Check each line of the listing, and copy it if it contains the word "следующей".
###
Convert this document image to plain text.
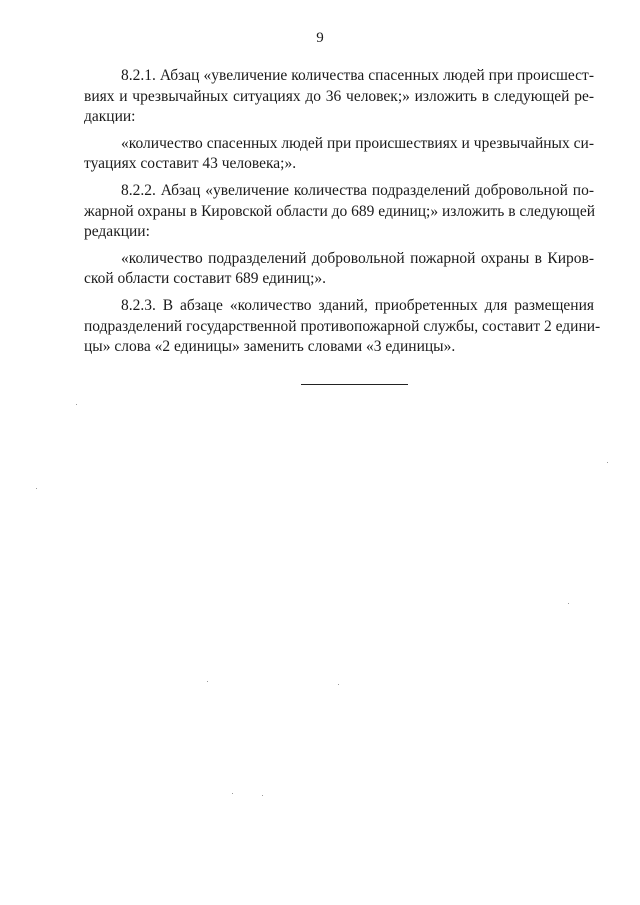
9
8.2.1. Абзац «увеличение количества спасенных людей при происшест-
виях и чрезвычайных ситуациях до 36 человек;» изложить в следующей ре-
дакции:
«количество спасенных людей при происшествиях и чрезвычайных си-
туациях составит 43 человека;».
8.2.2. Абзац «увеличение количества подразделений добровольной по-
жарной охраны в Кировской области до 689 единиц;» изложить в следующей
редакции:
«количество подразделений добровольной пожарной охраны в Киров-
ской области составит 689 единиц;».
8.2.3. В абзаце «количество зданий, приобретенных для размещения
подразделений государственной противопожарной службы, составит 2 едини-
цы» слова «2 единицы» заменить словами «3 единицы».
###
■ FINISHED EXERCISE ■
виях и чрезвычайных ситуациях до 36 человек;» изложить в следующей ре-
жарной охраны в Кировской области до 689 единиц;» изложить в следующей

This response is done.